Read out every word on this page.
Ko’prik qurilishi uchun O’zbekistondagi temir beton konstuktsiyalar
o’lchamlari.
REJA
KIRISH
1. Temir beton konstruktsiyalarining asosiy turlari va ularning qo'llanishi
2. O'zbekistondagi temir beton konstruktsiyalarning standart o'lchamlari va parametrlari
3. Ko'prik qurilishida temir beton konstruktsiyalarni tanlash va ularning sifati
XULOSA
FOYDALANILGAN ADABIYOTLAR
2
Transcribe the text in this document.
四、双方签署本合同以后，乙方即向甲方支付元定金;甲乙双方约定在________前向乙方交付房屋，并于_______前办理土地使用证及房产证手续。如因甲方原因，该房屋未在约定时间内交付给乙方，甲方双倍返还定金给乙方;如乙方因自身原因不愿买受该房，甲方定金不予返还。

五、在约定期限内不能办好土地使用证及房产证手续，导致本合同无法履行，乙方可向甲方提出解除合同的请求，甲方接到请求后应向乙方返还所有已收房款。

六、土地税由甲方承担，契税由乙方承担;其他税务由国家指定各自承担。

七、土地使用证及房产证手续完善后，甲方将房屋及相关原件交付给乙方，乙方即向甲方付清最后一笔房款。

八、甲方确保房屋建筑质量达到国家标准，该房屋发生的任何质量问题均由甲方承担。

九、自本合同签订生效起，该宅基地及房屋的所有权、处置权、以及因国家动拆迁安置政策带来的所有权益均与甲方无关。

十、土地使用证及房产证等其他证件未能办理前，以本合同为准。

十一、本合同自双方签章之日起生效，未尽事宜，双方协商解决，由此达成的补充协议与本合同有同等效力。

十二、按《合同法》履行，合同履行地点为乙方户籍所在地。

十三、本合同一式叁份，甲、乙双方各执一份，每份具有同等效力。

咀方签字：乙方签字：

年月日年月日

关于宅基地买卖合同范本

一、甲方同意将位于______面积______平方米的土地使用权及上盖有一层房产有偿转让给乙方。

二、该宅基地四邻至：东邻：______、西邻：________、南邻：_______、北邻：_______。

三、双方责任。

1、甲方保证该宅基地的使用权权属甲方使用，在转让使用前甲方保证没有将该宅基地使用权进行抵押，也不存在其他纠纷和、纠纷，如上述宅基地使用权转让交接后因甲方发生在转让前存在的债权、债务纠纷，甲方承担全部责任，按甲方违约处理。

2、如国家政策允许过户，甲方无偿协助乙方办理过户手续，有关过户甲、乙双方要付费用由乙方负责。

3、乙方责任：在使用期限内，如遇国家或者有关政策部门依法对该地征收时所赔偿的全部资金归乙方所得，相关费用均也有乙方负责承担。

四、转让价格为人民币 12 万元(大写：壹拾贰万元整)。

________

| WHAT TO DO |
Print the listing above in full, exactly as it is.

| SOLUTION FOR THIS PROBLEM |
Read out every word on this page.
Ko’prik qurilishi uchun O’zbekistondagi temir beton konstuktsiyalar
o’lchamlari.
REJA
KIRISH
1. Temir beton konstruktsiyalarining asosiy turlari va ularning qo'llanishi
2. O'zbekistondagi temir beton konstruktsiyalarning standart o'lchamlari va parametrlari
3. Ko'prik qurilishida temir beton konstruktsiyalarni tanlash va ularning sifati
XULOSA
FOYDALANILGAN ADABIYOTLAR
2
Transcribe the text in this document.
四、双方签署本合同以后，乙方即向甲方支付元定金;甲乙双方约定在________前向乙方交付房屋，并于_______前办理土地使用证及房产证手续。如因甲方原因，该房屋未在约定时间内交付给乙方，甲方双倍返还定金给乙方;如乙方因自身原因不愿买受该房，甲方定金不予返还。

五、在约定期限内不能办好土地使用证及房产证手续，导致本合同无法履行，乙方可向甲方提出解除合同的请求，甲方接到请求后应向乙方返还所有已收房款。

六、土地税由甲方承担，契税由乙方承担;其他税务由国家指定各自承担。

七、土地使用证及房产证手续完善后，甲方将房屋及相关原件交付给乙方，乙方即向甲方付清最后一笔房款。

八、甲方确保房屋建筑质量达到国家标准，该房屋发生的任何质量问题均由甲方承担。

九、自本合同签订生效起，该宅基地及房屋的所有权、处置权、以及因国家动拆迁安置政策带来的所有权益均与甲方无关。

十、土地使用证及房产证等其他证件未能办理前，以本合同为准。

十一、本合同自双方签章之日起生效，未尽事宜，双方协商解决，由此达成的补充协议与本合同有同等效力。

十二、按《合同法》履行，合同履行地点为乙方户籍所在地。

十三、本合同一式叁份，甲、乙双方各执一份，每份具有同等效力。

咀方签字：乙方签字：

年月日年月日

关于宅基地买卖合同范本

一、甲方同意将位于______面积______平方米的土地使用权及上盖有一层房产有偿转让给乙方。

二、该宅基地四邻至：东邻：______、西邻：________、南邻：_______、北邻：_______。

三、双方责任。

1、甲方保证该宅基地的使用权权属甲方使用，在转让使用前甲方保证没有将该宅基地使用权进行抵押，也不存在其他纠纷和、纠纷，如上述宅基地使用权转让交接后因甲方发生在转让前存在的债权、债务纠纷，甲方承担全部责任，按甲方违约处理。

2、如国家政策允许过户，甲方无偿协助乙方办理过户手续，有关过户甲、乙双方要付费用由乙方负责。

3、乙方责任：在使用期限内，如遇国家或者有关政策部门依法对该地征收时所赔偿的全部资金归乙方所得，相关费用均也有乙方负责承担。

四、转让价格为人民币 12 万元(大写：壹拾贰万元整)。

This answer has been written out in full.